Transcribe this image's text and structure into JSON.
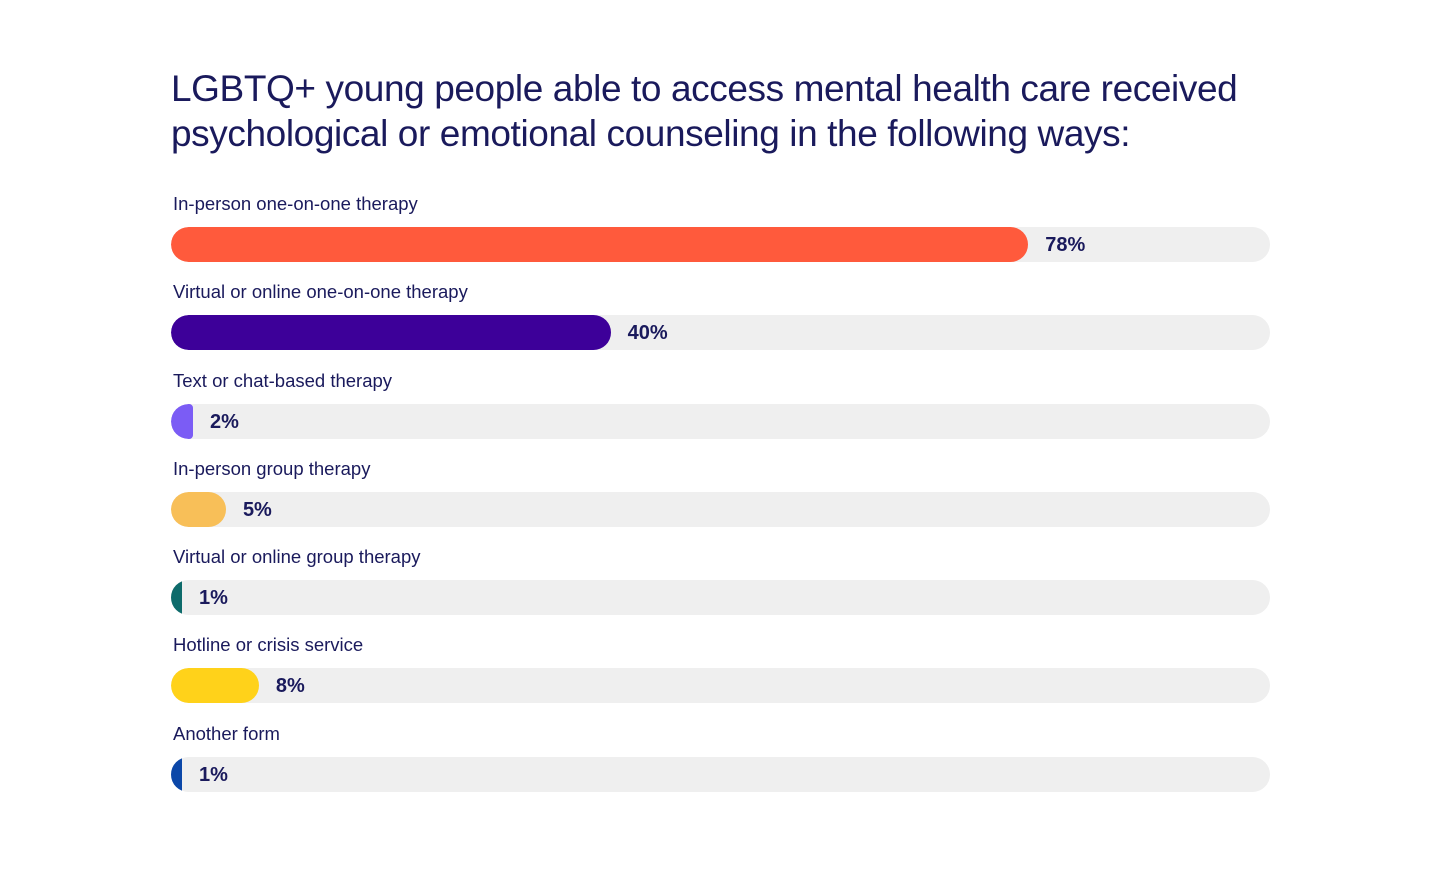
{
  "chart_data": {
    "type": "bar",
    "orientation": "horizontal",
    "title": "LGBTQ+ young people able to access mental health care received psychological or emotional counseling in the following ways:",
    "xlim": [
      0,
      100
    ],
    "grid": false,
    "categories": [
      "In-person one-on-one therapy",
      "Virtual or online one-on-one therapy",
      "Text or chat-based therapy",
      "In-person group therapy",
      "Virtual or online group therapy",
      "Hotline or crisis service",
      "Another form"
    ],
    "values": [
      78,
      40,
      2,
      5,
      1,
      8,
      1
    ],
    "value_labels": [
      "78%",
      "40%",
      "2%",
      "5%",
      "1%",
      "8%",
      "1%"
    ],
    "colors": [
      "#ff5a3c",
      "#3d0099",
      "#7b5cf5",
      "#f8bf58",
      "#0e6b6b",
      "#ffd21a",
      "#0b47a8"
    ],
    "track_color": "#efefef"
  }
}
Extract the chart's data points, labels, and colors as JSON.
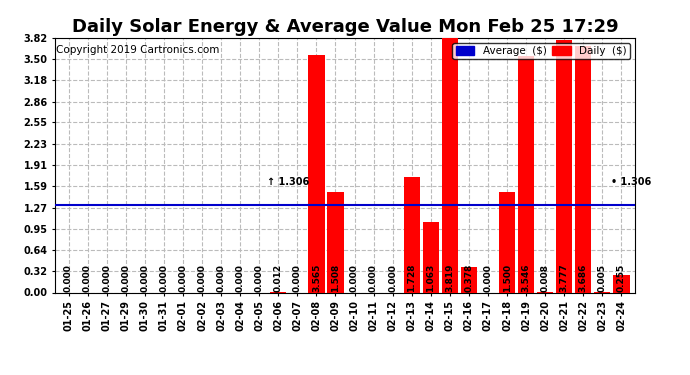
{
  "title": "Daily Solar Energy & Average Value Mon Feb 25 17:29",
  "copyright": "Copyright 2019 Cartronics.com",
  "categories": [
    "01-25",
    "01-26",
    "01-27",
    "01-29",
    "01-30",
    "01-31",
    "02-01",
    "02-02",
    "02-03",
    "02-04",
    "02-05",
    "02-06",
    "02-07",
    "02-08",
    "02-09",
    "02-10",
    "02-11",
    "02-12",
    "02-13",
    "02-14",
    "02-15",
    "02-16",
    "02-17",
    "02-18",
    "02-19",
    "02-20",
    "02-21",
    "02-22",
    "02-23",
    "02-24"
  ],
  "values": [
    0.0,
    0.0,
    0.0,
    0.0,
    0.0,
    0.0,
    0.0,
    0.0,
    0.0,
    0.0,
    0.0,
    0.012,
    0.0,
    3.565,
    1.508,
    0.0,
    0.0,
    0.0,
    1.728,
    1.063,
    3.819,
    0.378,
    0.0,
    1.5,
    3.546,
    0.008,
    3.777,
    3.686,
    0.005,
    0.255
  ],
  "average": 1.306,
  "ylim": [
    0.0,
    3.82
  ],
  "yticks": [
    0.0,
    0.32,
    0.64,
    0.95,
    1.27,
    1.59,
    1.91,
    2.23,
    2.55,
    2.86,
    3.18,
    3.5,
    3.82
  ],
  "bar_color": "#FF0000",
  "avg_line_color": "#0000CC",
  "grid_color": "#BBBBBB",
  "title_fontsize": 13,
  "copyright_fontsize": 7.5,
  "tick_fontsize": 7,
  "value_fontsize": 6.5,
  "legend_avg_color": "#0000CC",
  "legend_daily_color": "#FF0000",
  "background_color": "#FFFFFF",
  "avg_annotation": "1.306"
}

------

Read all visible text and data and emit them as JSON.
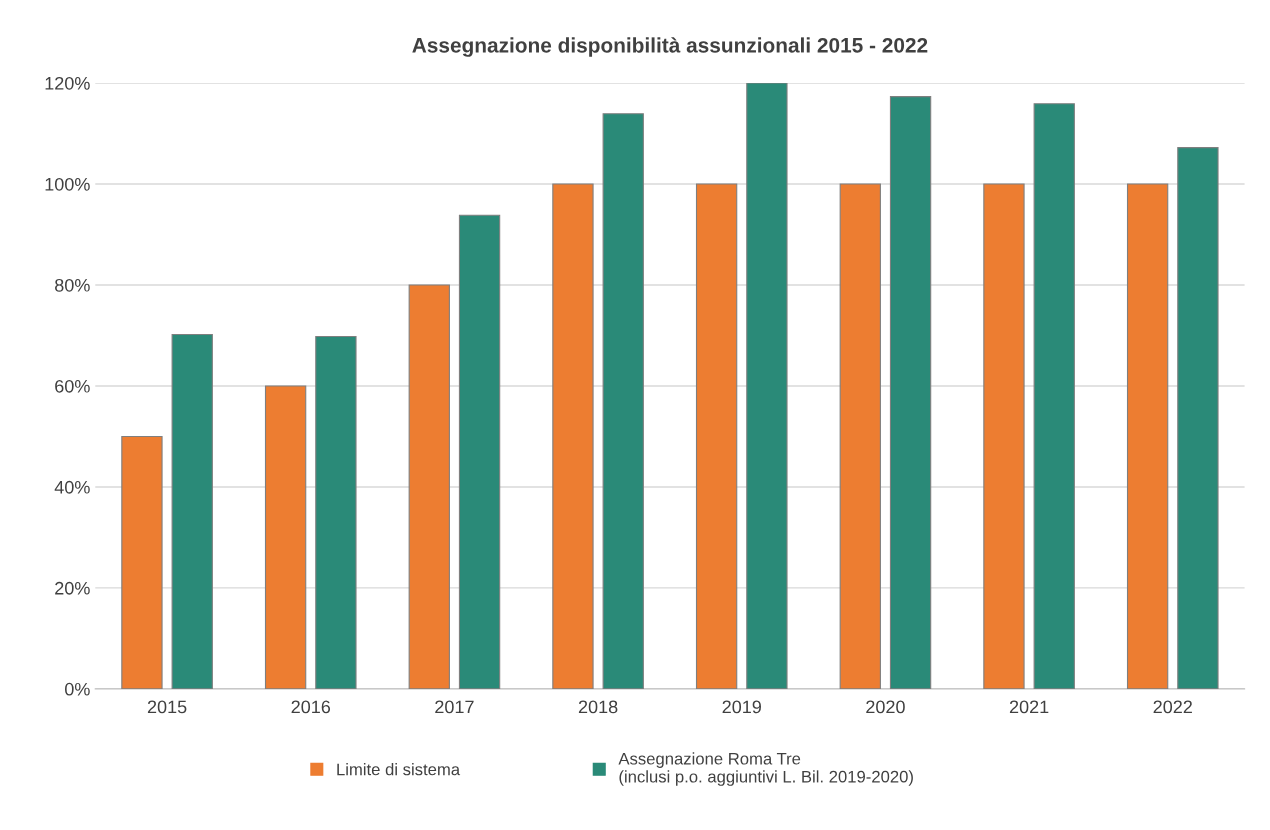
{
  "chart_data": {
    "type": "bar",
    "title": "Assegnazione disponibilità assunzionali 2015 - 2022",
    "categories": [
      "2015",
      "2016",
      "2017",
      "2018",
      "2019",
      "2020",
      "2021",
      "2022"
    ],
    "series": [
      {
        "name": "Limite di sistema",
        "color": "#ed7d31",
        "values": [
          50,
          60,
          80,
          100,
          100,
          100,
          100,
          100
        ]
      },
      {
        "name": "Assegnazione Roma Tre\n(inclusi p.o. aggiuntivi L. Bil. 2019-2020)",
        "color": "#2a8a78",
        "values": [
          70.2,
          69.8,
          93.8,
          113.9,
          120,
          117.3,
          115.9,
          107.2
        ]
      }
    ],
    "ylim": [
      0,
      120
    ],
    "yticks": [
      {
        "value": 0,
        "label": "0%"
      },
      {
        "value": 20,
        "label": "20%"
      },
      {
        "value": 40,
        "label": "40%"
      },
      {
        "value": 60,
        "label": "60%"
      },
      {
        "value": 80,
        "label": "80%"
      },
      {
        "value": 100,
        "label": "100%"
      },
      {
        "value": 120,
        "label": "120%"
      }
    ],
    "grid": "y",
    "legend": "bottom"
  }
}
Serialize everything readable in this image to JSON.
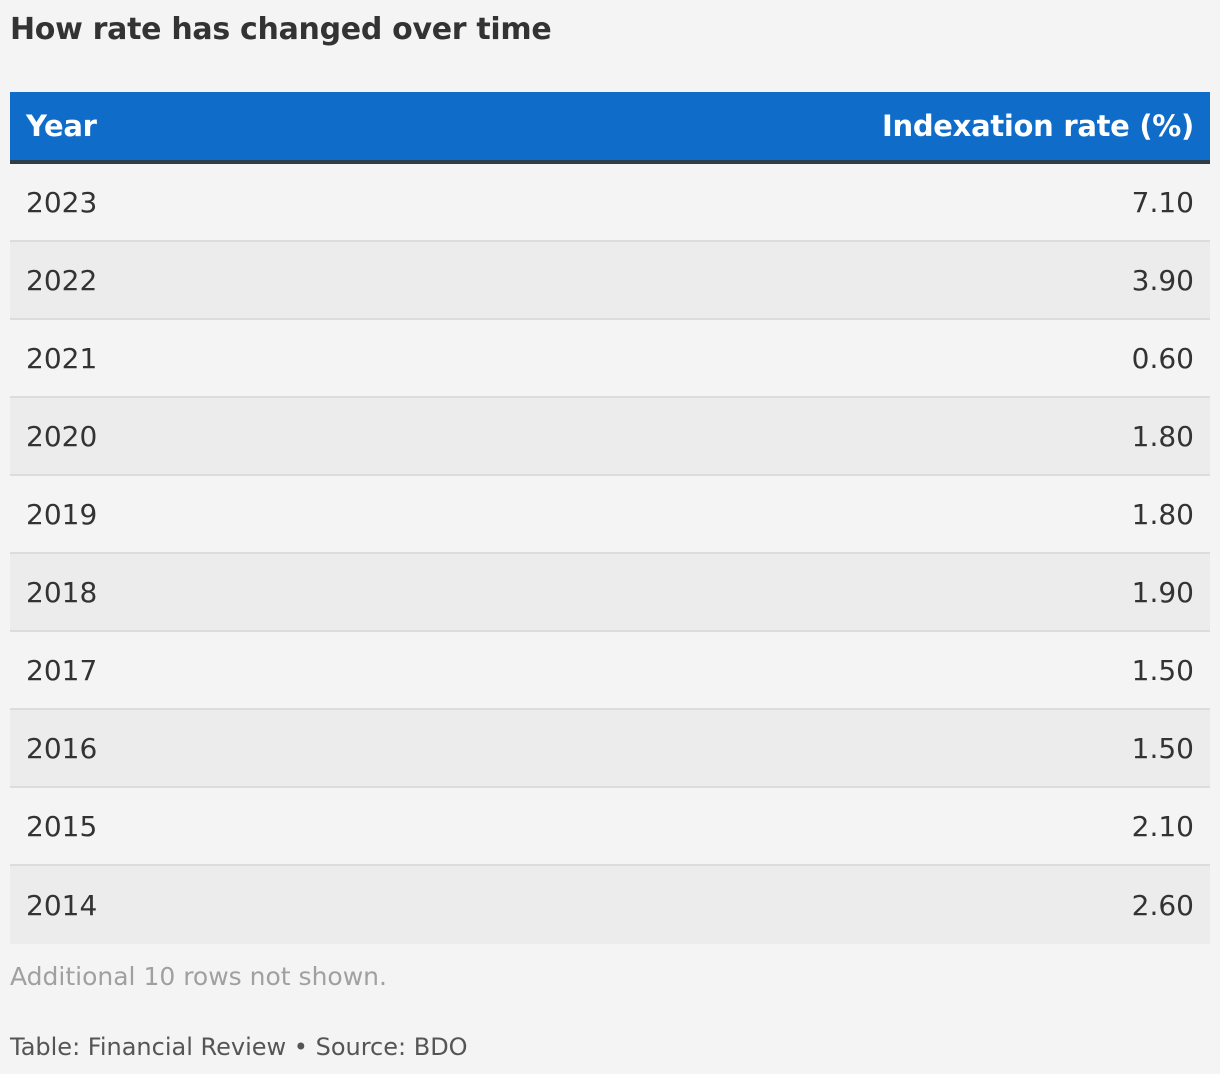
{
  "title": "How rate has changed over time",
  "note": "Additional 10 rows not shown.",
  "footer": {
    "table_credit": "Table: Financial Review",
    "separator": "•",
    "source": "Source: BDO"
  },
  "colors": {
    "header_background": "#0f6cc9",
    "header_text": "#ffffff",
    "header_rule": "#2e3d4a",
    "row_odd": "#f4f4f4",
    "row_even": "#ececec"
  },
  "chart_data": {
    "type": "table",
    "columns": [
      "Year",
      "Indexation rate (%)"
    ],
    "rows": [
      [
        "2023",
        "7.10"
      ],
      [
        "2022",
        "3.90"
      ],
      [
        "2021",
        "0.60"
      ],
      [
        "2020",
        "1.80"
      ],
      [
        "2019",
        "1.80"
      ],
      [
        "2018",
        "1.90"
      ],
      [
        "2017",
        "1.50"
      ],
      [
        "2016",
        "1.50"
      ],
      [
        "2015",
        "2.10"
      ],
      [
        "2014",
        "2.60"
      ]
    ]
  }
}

------

■ **Exercise brief**
Collect each line holding the string "rate".

■ **Written answer**
  "title": "How rate has changed over time",
      "Indexation rate (%)"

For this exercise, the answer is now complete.